> [Given instruction]: Every line below must be reproduced exactly. Copy them all.

> [Material provided]:
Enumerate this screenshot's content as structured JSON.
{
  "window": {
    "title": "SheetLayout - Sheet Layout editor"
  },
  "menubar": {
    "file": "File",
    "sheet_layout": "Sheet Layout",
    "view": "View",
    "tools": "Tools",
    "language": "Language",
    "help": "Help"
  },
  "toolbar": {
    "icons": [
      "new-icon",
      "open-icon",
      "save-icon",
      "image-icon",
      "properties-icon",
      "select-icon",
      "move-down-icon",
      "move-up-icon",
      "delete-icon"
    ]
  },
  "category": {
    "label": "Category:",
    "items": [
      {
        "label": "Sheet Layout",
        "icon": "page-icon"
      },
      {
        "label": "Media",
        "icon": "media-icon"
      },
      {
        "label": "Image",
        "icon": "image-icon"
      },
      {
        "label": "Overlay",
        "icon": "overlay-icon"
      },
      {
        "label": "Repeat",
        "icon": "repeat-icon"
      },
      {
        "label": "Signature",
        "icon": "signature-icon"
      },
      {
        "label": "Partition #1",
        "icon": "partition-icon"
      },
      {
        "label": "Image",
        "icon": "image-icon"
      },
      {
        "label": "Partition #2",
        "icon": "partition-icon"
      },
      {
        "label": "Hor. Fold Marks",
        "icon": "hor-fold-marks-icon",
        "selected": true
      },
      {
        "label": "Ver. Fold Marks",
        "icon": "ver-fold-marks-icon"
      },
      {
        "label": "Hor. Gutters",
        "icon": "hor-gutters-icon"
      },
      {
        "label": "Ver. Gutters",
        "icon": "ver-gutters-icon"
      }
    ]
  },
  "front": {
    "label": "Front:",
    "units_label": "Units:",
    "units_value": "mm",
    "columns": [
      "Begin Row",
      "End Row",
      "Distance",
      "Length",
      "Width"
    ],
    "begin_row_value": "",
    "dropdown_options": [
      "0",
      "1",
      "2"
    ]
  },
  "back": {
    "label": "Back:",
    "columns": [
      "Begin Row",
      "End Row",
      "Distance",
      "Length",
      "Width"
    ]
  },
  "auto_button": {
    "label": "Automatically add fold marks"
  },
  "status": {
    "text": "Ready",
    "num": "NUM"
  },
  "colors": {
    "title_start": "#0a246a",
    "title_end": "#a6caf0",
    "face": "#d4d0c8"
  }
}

> [Response below]:
Enumerate this screenshot's content as structured JSON.
{
  "window": {
    "title": "SheetLayout - Sheet Layout editor"
  },
  "menubar": {
    "file": "File",
    "sheet_layout": "Sheet Layout",
    "view": "View",
    "tools": "Tools",
    "language": "Language",
    "help": "Help"
  },
  "toolbar": {
    "icons": [
      "new-icon",
      "open-icon",
      "save-icon",
      "image-icon",
      "properties-icon",
      "select-icon",
      "move-down-icon",
      "move-up-icon",
      "delete-icon"
    ]
  },
  "category": {
    "label": "Category:",
    "items": [
      {
        "label": "Sheet Layout",
        "icon": "page-icon"
      },
      {
        "label": "Media",
        "icon": "media-icon"
      },
      {
        "label": "Image",
        "icon": "image-icon"
      },
      {
        "label": "Overlay",
        "icon": "overlay-icon"
      },
      {
        "label": "Repeat",
        "icon": "repeat-icon"
      },
      {
        "label": "Signature",
        "icon": "signature-icon"
      },
      {
        "label": "Partition #1",
        "icon": "partition-icon"
      },
      {
        "label": "Image",
        "icon": "image-icon"
      },
      {
        "label": "Partition #2",
        "icon": "partition-icon"
      },
      {
        "label": "Hor. Fold Marks",
        "icon": "hor-fold-marks-icon",
        "selected": true
      },
      {
        "label": "Ver. Fold Marks",
        "icon": "ver-fold-marks-icon"
      },
      {
        "label": "Hor. Gutters",
        "icon": "hor-gutters-icon"
      },
      {
        "label": "Ver. Gutters",
        "icon": "ver-gutters-icon"
      }
    ]
  },
  "front": {
    "label": "Front:",
    "units_label": "Units:",
    "units_value": "mm",
    "columns": [
      "Begin Row",
      "End Row",
      "Distance",
      "Length",
      "Width"
    ],
    "begin_row_value": "",
    "dropdown_options": [
      "0",
      "1",
      "2"
    ]
  },
  "back": {
    "label": "Back:",
    "columns": [
      "Begin Row",
      "End Row",
      "Distance",
      "Length",
      "Width"
    ]
  },
  "auto_button": {
    "label": "Automatically add fold marks"
  },
  "status": {
    "text": "Ready",
    "num": "NUM"
  },
  "colors": {
    "title_start": "#0a246a",
    "title_end": "#a6caf0",
    "face": "#d4d0c8"
  }
}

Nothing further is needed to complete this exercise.